(Records contained in a dataset)

────────────────────

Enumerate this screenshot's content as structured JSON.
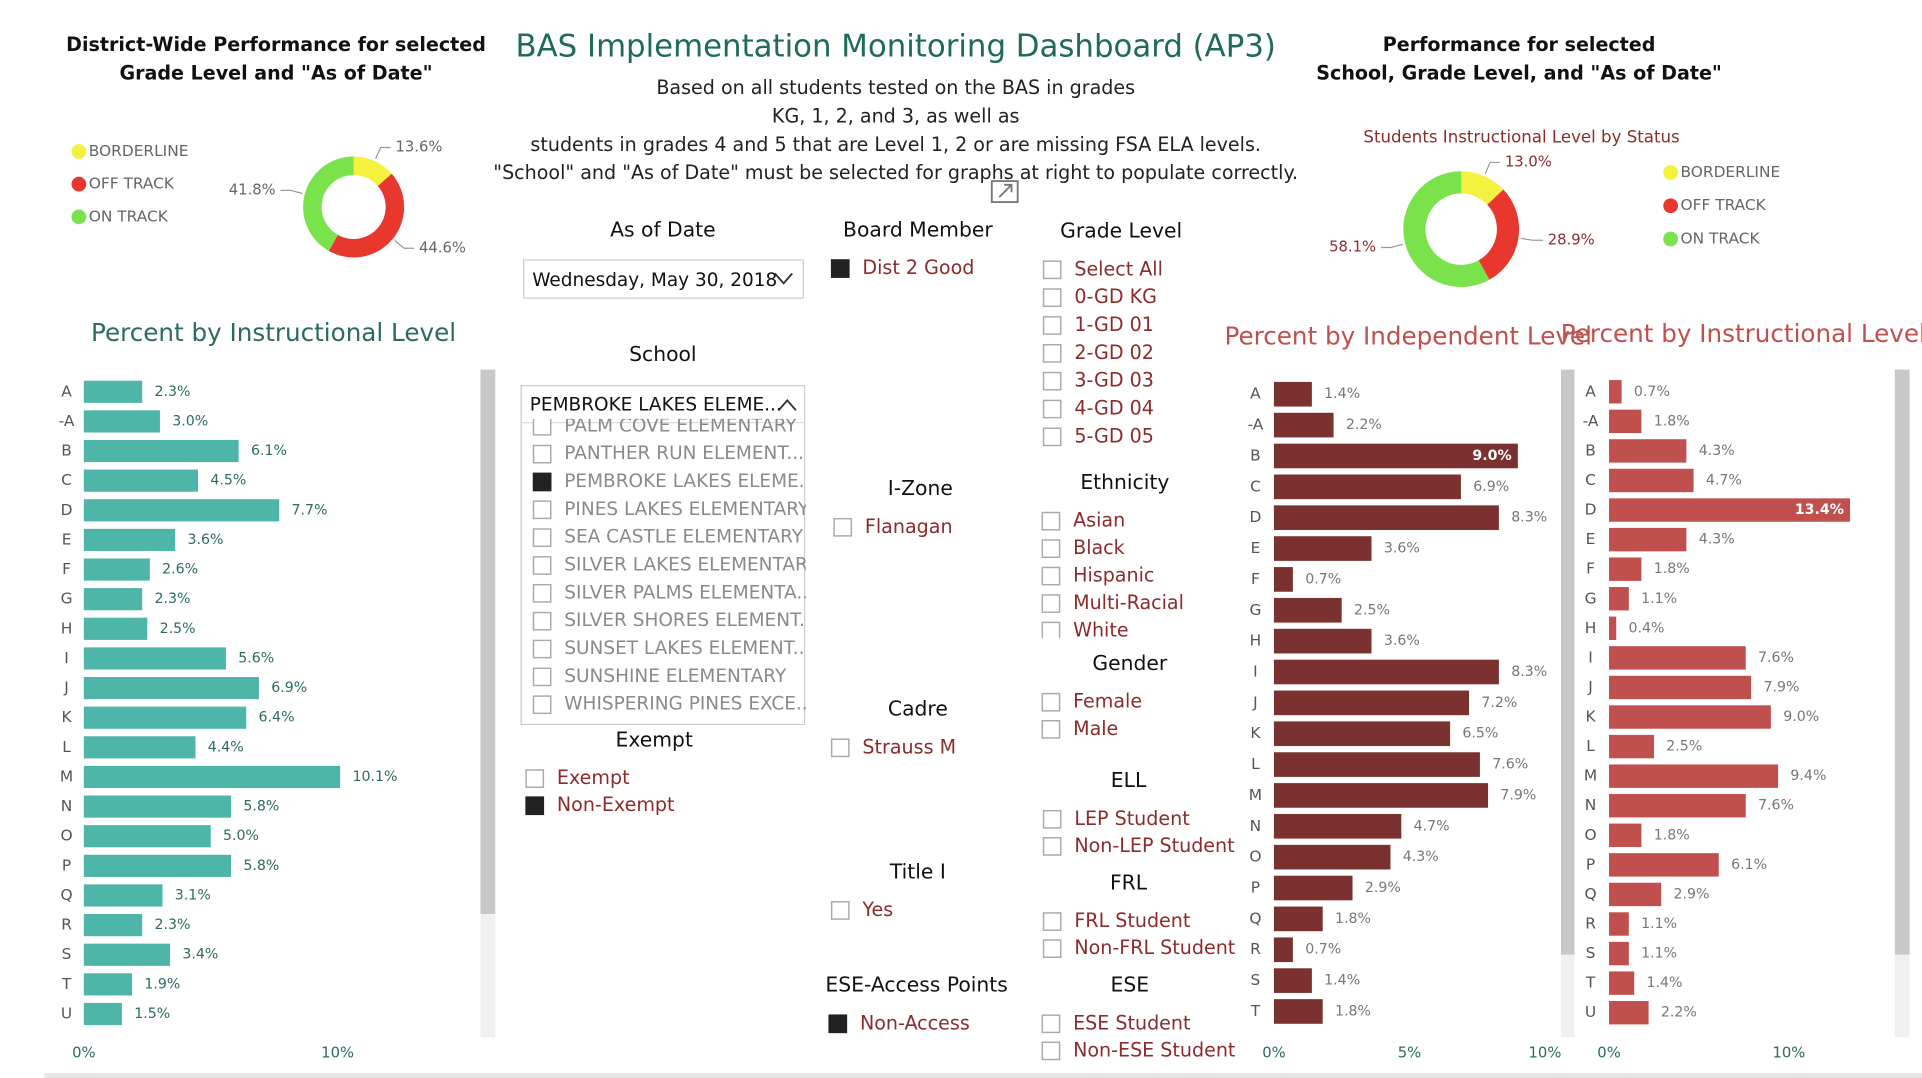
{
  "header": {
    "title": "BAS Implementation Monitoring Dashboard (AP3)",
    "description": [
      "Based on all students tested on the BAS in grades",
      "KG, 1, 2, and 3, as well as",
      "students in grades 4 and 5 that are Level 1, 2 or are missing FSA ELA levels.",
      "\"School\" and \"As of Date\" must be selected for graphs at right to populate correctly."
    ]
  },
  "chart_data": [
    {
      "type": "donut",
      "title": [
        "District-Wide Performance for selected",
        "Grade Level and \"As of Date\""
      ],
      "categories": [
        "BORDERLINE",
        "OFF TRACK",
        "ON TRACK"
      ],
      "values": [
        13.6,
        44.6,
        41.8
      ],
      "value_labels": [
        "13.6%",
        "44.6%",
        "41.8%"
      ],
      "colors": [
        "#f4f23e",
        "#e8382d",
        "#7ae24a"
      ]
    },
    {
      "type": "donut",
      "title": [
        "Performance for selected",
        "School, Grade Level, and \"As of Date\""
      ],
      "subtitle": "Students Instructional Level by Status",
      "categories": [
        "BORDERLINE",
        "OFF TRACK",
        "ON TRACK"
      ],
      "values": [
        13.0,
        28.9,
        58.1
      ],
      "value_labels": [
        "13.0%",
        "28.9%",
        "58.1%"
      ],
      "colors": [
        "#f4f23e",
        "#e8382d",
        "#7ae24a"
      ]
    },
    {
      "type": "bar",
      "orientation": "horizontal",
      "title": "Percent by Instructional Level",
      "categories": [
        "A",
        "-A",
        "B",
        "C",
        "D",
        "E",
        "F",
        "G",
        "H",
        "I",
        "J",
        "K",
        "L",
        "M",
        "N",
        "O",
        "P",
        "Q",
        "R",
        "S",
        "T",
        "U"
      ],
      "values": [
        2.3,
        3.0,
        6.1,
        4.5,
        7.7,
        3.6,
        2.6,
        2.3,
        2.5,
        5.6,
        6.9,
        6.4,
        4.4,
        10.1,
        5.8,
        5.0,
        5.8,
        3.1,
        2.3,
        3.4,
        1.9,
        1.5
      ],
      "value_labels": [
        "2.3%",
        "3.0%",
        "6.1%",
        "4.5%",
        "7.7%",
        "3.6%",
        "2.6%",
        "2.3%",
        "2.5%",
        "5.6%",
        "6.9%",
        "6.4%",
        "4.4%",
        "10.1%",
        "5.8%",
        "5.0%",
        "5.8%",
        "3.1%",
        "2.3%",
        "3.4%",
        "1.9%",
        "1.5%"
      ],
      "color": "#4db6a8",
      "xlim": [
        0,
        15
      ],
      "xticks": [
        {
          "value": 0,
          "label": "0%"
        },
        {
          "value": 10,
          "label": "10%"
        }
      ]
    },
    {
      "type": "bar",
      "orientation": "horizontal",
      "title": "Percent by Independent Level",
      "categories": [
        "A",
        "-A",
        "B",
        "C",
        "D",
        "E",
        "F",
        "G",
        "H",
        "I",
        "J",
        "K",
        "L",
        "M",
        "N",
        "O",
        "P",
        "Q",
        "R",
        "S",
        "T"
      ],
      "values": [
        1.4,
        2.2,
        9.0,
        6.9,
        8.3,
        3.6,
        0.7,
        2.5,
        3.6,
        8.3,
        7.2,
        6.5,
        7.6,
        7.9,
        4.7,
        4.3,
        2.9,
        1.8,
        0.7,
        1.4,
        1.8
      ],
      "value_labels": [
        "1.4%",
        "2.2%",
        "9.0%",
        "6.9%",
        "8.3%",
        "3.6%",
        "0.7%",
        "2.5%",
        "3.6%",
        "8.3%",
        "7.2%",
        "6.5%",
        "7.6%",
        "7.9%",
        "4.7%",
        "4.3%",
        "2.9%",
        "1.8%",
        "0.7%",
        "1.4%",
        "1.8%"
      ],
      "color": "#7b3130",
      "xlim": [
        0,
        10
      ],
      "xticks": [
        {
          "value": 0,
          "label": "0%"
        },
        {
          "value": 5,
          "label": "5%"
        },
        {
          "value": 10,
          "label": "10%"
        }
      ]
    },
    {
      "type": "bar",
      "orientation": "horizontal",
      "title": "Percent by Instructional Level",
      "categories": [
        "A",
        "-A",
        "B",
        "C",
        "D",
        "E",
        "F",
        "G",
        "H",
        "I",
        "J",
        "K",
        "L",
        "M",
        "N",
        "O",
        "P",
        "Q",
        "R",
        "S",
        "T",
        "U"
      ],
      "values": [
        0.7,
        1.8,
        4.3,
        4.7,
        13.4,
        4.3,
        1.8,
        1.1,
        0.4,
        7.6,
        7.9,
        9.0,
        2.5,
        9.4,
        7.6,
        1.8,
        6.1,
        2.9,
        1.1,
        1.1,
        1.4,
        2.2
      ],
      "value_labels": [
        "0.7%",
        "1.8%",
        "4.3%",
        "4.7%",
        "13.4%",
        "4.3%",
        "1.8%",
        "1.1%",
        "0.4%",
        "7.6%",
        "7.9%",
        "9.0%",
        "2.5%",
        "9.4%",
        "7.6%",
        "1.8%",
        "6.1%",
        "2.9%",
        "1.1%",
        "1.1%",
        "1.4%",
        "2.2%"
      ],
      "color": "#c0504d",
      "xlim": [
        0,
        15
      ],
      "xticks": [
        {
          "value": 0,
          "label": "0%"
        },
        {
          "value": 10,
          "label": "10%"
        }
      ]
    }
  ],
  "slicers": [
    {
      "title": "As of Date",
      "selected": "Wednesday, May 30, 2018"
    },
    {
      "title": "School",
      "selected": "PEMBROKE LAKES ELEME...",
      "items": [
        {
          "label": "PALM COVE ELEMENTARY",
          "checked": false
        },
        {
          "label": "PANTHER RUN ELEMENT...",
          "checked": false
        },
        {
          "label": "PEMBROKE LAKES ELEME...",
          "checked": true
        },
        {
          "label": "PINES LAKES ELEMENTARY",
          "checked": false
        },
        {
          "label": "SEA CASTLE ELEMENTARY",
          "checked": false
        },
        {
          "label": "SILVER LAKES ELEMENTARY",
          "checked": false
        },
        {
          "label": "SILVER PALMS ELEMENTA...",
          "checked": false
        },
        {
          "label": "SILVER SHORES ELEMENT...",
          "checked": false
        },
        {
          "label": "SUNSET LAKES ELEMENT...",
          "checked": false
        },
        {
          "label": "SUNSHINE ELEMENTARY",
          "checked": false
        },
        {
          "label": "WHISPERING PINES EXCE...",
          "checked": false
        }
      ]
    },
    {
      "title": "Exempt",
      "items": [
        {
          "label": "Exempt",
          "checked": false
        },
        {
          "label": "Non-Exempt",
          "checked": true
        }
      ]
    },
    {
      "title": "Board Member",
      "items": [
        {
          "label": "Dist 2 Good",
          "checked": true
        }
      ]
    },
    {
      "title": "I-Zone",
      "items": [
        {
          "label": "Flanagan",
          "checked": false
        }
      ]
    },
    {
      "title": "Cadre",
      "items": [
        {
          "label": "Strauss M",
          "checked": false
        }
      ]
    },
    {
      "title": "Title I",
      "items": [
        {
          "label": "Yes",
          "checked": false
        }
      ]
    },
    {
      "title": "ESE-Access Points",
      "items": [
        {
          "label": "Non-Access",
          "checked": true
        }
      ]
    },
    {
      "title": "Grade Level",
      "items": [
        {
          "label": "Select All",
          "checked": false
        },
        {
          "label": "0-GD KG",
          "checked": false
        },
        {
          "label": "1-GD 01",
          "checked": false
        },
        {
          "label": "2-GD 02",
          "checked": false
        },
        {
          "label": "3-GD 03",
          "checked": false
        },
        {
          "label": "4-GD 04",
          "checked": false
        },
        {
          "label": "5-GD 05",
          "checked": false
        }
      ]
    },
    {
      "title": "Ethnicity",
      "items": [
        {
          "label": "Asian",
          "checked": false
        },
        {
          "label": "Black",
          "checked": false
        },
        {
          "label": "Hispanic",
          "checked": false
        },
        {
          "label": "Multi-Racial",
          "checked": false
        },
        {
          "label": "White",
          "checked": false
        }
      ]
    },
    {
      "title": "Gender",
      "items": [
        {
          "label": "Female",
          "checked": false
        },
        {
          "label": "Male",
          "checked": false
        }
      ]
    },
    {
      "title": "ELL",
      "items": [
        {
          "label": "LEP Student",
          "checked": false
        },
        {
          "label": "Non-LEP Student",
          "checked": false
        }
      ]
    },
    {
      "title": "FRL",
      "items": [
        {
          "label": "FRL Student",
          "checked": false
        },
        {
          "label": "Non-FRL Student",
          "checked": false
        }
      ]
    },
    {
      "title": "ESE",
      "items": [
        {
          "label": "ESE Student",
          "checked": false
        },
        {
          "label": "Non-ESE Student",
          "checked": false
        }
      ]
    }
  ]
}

────────────────────

Pull out every line of the records that includes the string "grades".

# RESULT FOR THIS TASK
      "Based on all students tested on the BAS in grades",
      "students in grades 4 and 5 that are Level 1, 2 or are missing FSA ELA levels.",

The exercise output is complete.